***** Recorded data
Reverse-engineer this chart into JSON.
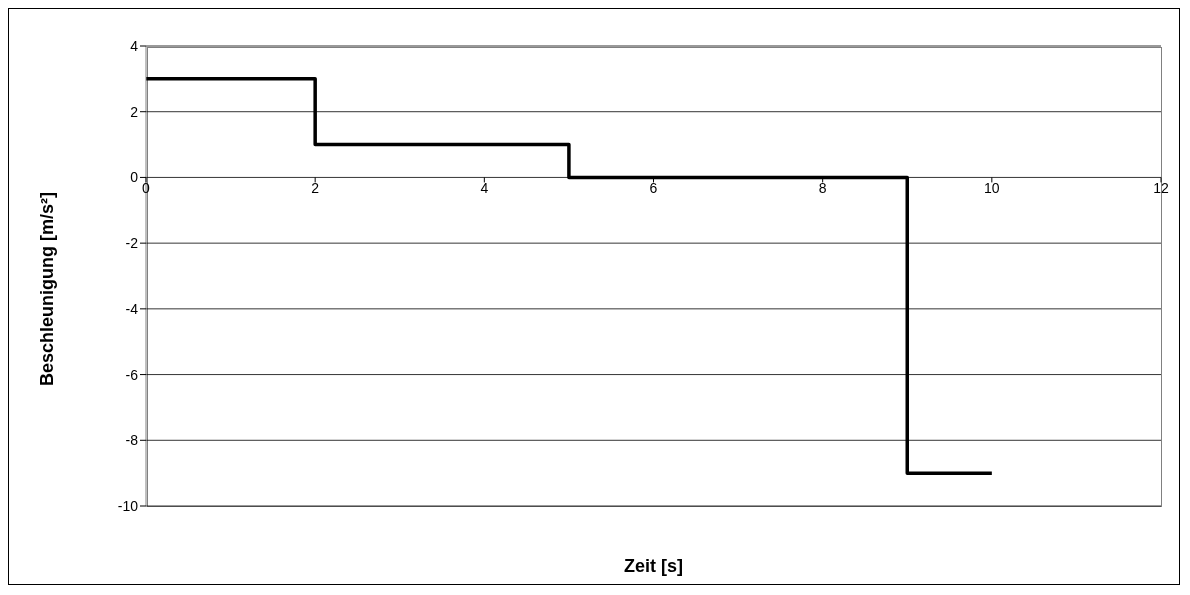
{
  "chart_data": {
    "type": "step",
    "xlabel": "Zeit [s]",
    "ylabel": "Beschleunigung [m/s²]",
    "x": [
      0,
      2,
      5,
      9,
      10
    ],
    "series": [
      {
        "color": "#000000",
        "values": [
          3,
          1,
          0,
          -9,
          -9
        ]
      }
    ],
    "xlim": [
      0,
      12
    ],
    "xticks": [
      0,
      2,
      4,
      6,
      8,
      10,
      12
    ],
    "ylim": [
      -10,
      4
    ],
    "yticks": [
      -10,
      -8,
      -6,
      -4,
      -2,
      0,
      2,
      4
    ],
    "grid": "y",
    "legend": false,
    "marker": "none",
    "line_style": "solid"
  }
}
**********
— Your task —
Repeat the full listing above exactly, with no pictures in the copy.

— Task solution —
Reverse-engineer this chart into JSON.
{
  "chart_data": {
    "type": "step",
    "xlabel": "Zeit [s]",
    "ylabel": "Beschleunigung [m/s²]",
    "x": [
      0,
      2,
      5,
      9,
      10
    ],
    "series": [
      {
        "color": "#000000",
        "values": [
          3,
          1,
          0,
          -9,
          -9
        ]
      }
    ],
    "xlim": [
      0,
      12
    ],
    "xticks": [
      0,
      2,
      4,
      6,
      8,
      10,
      12
    ],
    "ylim": [
      -10,
      4
    ],
    "yticks": [
      -10,
      -8,
      -6,
      -4,
      -2,
      0,
      2,
      4
    ],
    "grid": "y",
    "legend": false,
    "marker": "none",
    "line_style": "solid"
  }
}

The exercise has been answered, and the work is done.